** start **
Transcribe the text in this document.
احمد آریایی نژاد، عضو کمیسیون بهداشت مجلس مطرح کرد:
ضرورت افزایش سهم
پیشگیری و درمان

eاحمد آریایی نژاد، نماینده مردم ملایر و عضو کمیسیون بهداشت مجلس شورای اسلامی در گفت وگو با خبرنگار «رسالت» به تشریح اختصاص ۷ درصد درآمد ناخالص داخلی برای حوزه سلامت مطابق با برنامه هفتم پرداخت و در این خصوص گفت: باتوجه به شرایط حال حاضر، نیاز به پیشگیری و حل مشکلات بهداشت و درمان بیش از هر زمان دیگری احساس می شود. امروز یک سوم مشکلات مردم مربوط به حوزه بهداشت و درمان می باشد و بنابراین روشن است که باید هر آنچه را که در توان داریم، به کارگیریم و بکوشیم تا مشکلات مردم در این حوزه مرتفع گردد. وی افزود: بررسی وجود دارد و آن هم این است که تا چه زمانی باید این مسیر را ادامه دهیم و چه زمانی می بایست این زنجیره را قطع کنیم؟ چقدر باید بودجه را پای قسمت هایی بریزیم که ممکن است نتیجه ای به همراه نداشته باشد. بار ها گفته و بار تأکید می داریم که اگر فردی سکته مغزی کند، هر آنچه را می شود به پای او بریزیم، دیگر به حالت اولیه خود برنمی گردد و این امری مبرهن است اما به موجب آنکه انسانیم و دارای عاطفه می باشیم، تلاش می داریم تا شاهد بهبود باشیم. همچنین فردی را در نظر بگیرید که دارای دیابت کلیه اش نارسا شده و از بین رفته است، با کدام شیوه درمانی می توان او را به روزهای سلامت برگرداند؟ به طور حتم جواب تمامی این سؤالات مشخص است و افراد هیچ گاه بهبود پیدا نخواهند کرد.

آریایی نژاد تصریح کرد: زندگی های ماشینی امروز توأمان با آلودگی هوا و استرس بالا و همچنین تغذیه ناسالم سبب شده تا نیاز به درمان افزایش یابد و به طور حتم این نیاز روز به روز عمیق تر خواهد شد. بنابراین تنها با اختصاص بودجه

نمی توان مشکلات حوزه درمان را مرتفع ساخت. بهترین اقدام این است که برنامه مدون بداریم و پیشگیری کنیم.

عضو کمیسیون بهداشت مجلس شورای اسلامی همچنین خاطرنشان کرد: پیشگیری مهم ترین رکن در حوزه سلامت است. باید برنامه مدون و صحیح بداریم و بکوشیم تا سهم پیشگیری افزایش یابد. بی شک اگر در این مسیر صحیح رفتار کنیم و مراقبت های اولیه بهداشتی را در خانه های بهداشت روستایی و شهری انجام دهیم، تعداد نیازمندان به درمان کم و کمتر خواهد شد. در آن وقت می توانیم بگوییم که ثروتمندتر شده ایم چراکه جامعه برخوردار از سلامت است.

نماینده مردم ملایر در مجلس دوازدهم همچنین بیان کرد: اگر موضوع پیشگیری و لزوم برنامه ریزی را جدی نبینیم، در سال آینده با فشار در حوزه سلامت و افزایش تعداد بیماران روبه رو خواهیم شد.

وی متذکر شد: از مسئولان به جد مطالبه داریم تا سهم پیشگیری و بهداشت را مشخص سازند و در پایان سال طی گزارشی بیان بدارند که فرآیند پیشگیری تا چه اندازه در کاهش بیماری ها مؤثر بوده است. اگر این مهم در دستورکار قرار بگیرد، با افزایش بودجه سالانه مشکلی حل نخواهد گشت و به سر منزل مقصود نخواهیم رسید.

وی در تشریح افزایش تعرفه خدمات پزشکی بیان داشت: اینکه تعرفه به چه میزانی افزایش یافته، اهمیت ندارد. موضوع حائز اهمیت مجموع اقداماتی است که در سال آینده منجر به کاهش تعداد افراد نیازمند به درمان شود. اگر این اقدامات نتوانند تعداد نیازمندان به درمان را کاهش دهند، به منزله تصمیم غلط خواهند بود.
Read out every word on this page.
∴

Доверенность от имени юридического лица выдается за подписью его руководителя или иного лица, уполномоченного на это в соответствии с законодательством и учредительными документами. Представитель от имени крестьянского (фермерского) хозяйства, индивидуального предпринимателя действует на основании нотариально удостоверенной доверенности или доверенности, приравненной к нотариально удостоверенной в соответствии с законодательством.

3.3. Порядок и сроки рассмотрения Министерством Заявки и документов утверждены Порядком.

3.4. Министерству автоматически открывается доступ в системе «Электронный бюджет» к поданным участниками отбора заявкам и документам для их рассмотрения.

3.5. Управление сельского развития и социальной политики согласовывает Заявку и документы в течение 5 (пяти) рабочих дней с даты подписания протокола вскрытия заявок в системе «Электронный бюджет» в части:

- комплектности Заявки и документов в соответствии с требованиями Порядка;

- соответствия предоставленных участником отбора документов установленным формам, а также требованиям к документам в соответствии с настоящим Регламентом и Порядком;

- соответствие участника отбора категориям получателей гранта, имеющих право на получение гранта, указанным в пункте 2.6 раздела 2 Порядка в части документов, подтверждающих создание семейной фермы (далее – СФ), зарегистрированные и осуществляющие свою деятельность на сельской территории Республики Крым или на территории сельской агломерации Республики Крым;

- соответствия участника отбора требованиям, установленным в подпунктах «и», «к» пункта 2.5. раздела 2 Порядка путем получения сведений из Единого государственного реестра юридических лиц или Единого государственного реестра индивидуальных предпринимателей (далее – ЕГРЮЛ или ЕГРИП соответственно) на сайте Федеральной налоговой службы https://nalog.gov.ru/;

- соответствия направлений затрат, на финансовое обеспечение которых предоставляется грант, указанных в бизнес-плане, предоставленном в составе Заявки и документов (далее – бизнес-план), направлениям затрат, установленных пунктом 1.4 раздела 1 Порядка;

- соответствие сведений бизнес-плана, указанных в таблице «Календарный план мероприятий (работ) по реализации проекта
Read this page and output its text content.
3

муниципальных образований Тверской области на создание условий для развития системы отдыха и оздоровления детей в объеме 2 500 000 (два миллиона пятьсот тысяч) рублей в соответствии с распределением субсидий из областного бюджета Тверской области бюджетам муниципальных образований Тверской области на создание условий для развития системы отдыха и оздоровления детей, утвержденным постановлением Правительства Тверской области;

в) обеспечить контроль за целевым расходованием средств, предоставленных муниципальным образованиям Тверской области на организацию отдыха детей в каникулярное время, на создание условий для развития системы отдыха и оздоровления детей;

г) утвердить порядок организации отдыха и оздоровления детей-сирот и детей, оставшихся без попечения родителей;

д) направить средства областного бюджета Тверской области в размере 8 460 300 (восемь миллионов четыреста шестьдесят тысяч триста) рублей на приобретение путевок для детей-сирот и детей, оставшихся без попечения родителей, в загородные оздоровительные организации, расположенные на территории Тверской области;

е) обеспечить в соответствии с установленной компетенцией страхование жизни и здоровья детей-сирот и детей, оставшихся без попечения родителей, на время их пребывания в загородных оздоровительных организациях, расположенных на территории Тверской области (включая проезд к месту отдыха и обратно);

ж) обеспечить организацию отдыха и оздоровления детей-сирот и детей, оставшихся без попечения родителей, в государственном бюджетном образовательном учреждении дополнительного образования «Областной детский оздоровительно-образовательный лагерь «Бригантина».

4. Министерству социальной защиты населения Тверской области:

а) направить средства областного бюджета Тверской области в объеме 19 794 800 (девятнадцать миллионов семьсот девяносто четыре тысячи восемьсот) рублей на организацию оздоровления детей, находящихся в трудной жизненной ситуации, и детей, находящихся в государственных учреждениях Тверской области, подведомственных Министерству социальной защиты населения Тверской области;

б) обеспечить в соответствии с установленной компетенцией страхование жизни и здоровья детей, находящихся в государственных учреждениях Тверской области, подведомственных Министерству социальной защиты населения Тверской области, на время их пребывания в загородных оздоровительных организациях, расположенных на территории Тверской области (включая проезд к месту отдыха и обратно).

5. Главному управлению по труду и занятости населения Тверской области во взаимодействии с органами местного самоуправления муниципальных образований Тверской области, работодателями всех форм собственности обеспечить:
** end **
Short task
Scan the records above for the string "text", then report every line that contains it.

Exercise answer
Transcribe the text in this document.
Read this page and output its text content.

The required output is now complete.